***** DATA EXCERPTS

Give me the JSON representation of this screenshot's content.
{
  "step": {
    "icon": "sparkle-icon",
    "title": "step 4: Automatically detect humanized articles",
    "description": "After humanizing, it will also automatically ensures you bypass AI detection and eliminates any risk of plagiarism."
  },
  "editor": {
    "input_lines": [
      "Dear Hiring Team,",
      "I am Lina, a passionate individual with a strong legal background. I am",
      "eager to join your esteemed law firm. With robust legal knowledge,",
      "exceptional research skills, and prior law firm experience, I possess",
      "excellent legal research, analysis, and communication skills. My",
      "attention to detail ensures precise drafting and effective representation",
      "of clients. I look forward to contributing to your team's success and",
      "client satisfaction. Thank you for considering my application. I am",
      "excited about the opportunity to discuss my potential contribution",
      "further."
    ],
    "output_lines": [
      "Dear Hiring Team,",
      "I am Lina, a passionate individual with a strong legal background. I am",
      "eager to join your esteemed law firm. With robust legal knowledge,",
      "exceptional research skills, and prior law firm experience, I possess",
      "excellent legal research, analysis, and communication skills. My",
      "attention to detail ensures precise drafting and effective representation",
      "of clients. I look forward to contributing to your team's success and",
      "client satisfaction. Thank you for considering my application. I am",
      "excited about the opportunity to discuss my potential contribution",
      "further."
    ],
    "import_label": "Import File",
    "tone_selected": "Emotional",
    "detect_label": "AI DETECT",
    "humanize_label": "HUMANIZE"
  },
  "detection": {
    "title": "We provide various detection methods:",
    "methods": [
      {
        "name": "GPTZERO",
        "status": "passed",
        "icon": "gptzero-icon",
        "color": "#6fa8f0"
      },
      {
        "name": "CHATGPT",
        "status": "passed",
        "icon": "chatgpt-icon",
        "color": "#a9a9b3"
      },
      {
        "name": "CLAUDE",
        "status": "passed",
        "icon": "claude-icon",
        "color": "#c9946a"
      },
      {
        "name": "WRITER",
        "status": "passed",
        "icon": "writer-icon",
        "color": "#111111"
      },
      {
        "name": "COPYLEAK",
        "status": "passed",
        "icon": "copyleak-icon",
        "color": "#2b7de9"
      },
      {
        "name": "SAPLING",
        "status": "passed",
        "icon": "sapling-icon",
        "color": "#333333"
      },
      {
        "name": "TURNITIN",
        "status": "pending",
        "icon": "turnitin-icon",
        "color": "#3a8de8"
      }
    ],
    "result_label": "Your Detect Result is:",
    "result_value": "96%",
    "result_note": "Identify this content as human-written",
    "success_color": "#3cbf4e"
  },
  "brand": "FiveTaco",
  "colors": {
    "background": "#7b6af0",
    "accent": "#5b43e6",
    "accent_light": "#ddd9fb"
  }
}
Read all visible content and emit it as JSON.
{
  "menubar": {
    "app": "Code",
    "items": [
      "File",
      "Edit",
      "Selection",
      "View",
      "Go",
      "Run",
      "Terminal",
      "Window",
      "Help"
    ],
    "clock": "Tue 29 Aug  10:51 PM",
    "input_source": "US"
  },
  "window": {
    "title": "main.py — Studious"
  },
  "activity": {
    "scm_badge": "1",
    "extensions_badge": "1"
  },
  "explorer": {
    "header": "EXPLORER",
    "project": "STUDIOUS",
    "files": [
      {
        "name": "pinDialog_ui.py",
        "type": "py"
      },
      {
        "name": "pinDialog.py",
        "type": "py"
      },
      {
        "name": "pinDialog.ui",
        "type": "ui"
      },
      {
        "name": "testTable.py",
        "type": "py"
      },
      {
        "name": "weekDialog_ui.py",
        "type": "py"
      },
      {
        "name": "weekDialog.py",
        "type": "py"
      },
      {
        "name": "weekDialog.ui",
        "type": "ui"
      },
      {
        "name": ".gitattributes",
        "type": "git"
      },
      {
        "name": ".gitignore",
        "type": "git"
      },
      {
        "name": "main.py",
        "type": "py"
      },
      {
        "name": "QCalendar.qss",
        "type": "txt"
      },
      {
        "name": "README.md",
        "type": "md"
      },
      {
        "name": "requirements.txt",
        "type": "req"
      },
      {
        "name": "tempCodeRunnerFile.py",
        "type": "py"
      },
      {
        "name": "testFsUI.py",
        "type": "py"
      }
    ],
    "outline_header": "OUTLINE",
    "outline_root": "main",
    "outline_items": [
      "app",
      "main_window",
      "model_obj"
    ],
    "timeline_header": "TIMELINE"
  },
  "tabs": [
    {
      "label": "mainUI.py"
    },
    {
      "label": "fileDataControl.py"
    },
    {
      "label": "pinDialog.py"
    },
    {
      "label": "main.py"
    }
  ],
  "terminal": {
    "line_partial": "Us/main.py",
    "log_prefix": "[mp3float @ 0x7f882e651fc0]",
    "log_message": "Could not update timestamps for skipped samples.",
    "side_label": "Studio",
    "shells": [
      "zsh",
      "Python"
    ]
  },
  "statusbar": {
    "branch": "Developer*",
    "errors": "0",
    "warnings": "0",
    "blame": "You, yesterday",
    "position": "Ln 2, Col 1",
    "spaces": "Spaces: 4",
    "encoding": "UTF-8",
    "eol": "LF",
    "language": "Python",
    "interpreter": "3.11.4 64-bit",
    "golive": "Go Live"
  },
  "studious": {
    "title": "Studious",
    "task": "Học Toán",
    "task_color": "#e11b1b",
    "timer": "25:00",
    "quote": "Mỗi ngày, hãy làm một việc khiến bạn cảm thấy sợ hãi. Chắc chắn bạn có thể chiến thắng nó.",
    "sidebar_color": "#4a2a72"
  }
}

**********

◆ DIRECTIONS: Count every line above that holds the string "icon" and give the total, nothing more.

◆ REPLY TO THE TASK: 8